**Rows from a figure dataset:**
## begin

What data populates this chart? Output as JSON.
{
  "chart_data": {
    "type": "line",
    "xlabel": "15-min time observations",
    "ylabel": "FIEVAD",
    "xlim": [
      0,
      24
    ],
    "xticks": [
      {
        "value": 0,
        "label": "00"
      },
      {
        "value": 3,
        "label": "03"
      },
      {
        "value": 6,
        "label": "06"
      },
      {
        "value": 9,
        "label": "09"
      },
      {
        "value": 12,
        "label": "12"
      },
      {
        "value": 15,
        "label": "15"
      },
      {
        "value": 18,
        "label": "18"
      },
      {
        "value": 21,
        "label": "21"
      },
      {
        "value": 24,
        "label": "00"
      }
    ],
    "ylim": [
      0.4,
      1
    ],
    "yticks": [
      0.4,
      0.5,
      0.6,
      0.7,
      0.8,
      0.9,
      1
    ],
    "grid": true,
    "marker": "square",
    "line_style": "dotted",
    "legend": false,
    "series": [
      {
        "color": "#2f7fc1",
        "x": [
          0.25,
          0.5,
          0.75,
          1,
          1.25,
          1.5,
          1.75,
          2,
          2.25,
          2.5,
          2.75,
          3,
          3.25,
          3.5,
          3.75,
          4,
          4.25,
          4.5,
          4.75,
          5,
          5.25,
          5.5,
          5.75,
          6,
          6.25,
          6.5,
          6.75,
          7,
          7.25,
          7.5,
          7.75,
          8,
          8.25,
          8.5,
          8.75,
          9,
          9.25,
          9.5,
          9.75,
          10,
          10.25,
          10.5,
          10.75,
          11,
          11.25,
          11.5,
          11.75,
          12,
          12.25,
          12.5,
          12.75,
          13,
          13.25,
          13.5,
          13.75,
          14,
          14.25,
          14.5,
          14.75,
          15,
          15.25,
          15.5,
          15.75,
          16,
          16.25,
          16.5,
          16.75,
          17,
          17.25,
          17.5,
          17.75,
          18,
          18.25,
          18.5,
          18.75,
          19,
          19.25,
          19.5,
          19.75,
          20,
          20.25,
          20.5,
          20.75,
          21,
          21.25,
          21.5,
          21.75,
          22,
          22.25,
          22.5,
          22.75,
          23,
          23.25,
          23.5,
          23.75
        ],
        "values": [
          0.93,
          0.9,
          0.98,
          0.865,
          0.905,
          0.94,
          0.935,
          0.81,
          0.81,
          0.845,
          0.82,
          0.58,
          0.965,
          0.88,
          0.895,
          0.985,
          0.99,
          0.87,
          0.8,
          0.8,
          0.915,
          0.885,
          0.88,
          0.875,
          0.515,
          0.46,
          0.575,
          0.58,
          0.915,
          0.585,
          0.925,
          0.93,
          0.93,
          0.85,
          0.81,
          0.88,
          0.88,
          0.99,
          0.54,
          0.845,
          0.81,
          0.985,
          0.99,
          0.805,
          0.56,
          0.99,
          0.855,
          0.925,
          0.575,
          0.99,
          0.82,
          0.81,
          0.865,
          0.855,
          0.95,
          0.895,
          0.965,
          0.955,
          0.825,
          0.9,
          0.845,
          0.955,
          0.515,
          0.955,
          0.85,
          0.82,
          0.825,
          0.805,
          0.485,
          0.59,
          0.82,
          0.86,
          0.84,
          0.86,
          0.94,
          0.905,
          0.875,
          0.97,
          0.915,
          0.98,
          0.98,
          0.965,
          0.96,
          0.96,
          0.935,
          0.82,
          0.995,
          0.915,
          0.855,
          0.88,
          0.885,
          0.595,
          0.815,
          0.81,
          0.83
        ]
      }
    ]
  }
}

## end

Give a word-for-word copy of the records.

**Solved problem:**
What data populates this chart? Output as JSON.
{
  "chart_data": {
    "type": "line",
    "xlabel": "15-min time observations",
    "ylabel": "FIEVAD",
    "xlim": [
      0,
      24
    ],
    "xticks": [
      {
        "value": 0,
        "label": "00"
      },
      {
        "value": 3,
        "label": "03"
      },
      {
        "value": 6,
        "label": "06"
      },
      {
        "value": 9,
        "label": "09"
      },
      {
        "value": 12,
        "label": "12"
      },
      {
        "value": 15,
        "label": "15"
      },
      {
        "value": 18,
        "label": "18"
      },
      {
        "value": 21,
        "label": "21"
      },
      {
        "value": 24,
        "label": "00"
      }
    ],
    "ylim": [
      0.4,
      1
    ],
    "yticks": [
      0.4,
      0.5,
      0.6,
      0.7,
      0.8,
      0.9,
      1
    ],
    "grid": true,
    "marker": "square",
    "line_style": "dotted",
    "legend": false,
    "series": [
      {
        "color": "#2f7fc1",
        "x": [
          0.25,
          0.5,
          0.75,
          1,
          1.25,
          1.5,
          1.75,
          2,
          2.25,
          2.5,
          2.75,
          3,
          3.25,
          3.5,
          3.75,
          4,
          4.25,
          4.5,
          4.75,
          5,
          5.25,
          5.5,
          5.75,
          6,
          6.25,
          6.5,
          6.75,
          7,
          7.25,
          7.5,
          7.75,
          8,
          8.25,
          8.5,
          8.75,
          9,
          9.25,
          9.5,
          9.75,
          10,
          10.25,
          10.5,
          10.75,
          11,
          11.25,
          11.5,
          11.75,
          12,
          12.25,
          12.5,
          12.75,
          13,
          13.25,
          13.5,
          13.75,
          14,
          14.25,
          14.5,
          14.75,
          15,
          15.25,
          15.5,
          15.75,
          16,
          16.25,
          16.5,
          16.75,
          17,
          17.25,
          17.5,
          17.75,
          18,
          18.25,
          18.5,
          18.75,
          19,
          19.25,
          19.5,
          19.75,
          20,
          20.25,
          20.5,
          20.75,
          21,
          21.25,
          21.5,
          21.75,
          22,
          22.25,
          22.5,
          22.75,
          23,
          23.25,
          23.5,
          23.75
        ],
        "values": [
          0.93,
          0.9,
          0.98,
          0.865,
          0.905,
          0.94,
          0.935,
          0.81,
          0.81,
          0.845,
          0.82,
          0.58,
          0.965,
          0.88,
          0.895,
          0.985,
          0.99,
          0.87,
          0.8,
          0.8,
          0.915,
          0.885,
          0.88,
          0.875,
          0.515,
          0.46,
          0.575,
          0.58,
          0.915,
          0.585,
          0.925,
          0.93,
          0.93,
          0.85,
          0.81,
          0.88,
          0.88,
          0.99,
          0.54,
          0.845,
          0.81,
          0.985,
          0.99,
          0.805,
          0.56,
          0.99,
          0.855,
          0.925,
          0.575,
          0.99,
          0.82,
          0.81,
          0.865,
          0.855,
          0.95,
          0.895,
          0.965,
          0.955,
          0.825,
          0.9,
          0.845,
          0.955,
          0.515,
          0.955,
          0.85,
          0.82,
          0.825,
          0.805,
          0.485,
          0.59,
          0.82,
          0.86,
          0.84,
          0.86,
          0.94,
          0.905,
          0.875,
          0.97,
          0.915,
          0.98,
          0.98,
          0.965,
          0.96,
          0.96,
          0.935,
          0.82,
          0.995,
          0.915,
          0.855,
          0.88,
          0.885,
          0.595,
          0.815,
          0.81,
          0.83
        ]
      }
    ]
  }
}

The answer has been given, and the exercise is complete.